Dataset rows
# # # # # # #
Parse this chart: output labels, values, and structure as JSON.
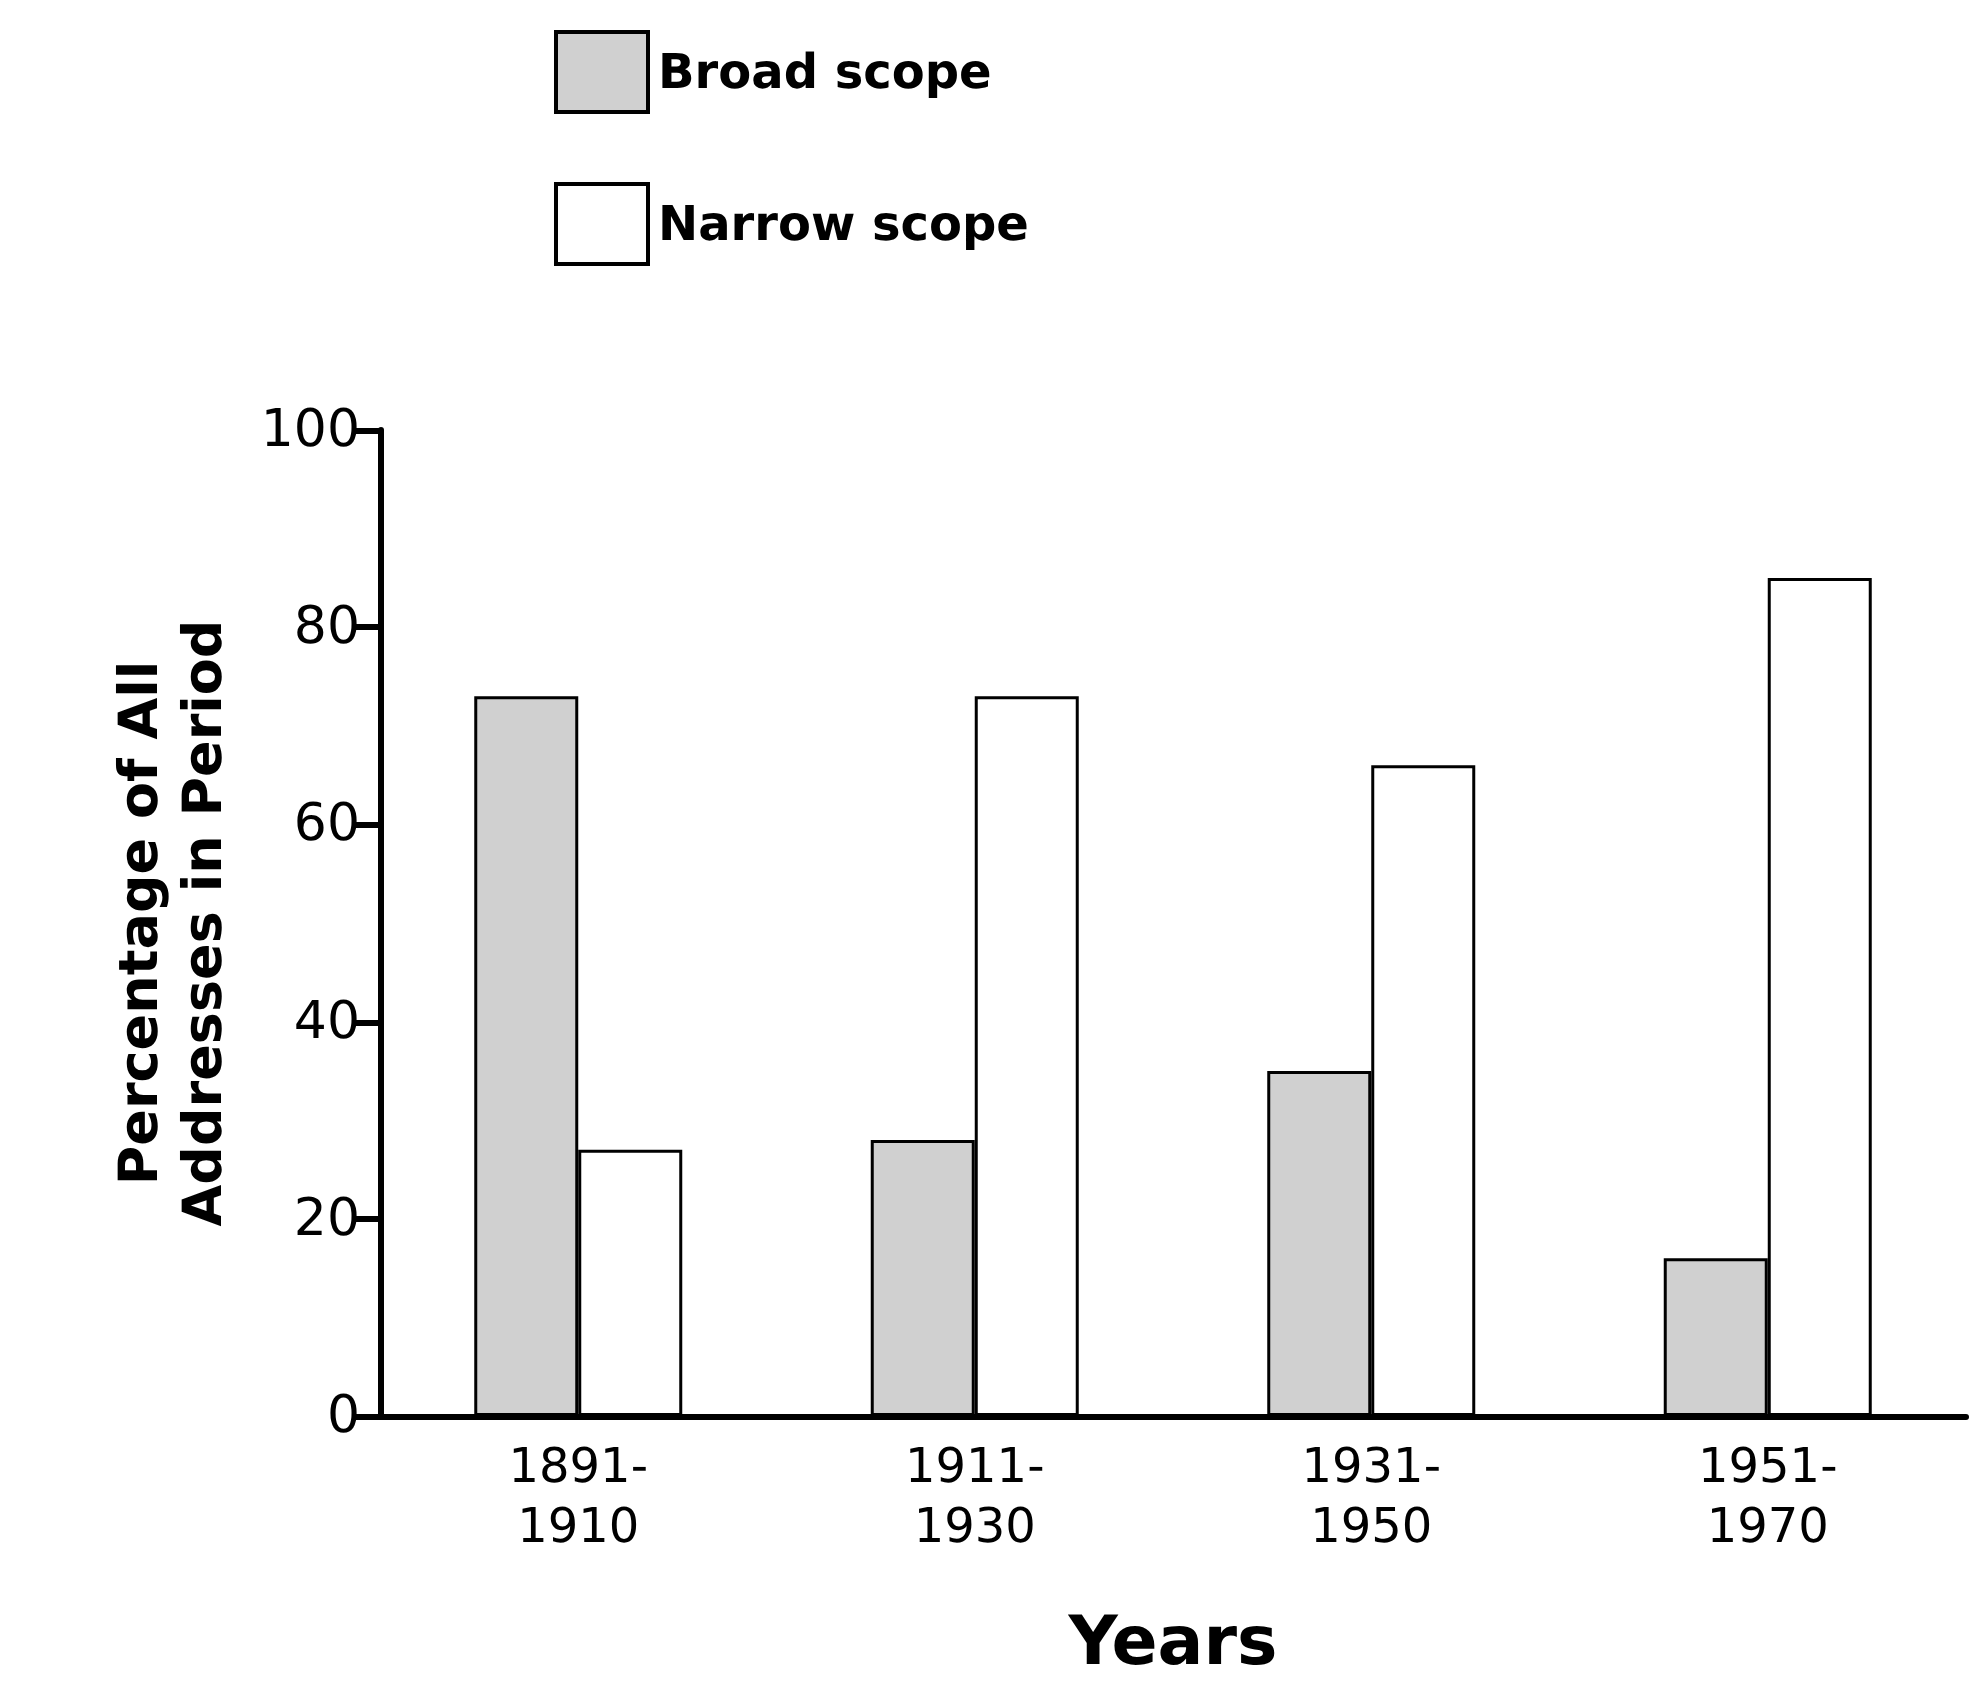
{
  "chart_data": {
    "type": "bar",
    "xlabel": "Years",
    "ylabel": "Percentage of All\nAddresses in Period",
    "categories": [
      "1891-\n1910",
      "1911-\n1930",
      "1931-\n1950",
      "1951-\n1970"
    ],
    "series": [
      {
        "name": "Broad scope",
        "color": "#d0d0d0",
        "values": [
          73,
          28,
          35,
          16
        ]
      },
      {
        "name": "Narrow scope",
        "color": "#ffffff",
        "values": [
          27,
          73,
          66,
          85
        ]
      }
    ],
    "ylim": [
      0,
      100
    ],
    "yticks": [
      0,
      20,
      40,
      60,
      80,
      100
    ],
    "grid": false,
    "legend": "top left"
  }
}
# # # # # # #
- _Written problem_: Print the full listing exactly, dropping the pictures.

- _Answer for the task_:
Parse this chart: output labels, values, and structure as JSON.
{
  "chart_data": {
    "type": "bar",
    "xlabel": "Years",
    "ylabel": "Percentage of All\nAddresses in Period",
    "categories": [
      "1891-\n1910",
      "1911-\n1930",
      "1931-\n1950",
      "1951-\n1970"
    ],
    "series": [
      {
        "name": "Broad scope",
        "color": "#d0d0d0",
        "values": [
          73,
          28,
          35,
          16
        ]
      },
      {
        "name": "Narrow scope",
        "color": "#ffffff",
        "values": [
          27,
          73,
          66,
          85
        ]
      }
    ],
    "ylim": [
      0,
      100
    ],
    "yticks": [
      0,
      20,
      40,
      60,
      80,
      100
    ],
    "grid": false,
    "legend": "top left"
  }
}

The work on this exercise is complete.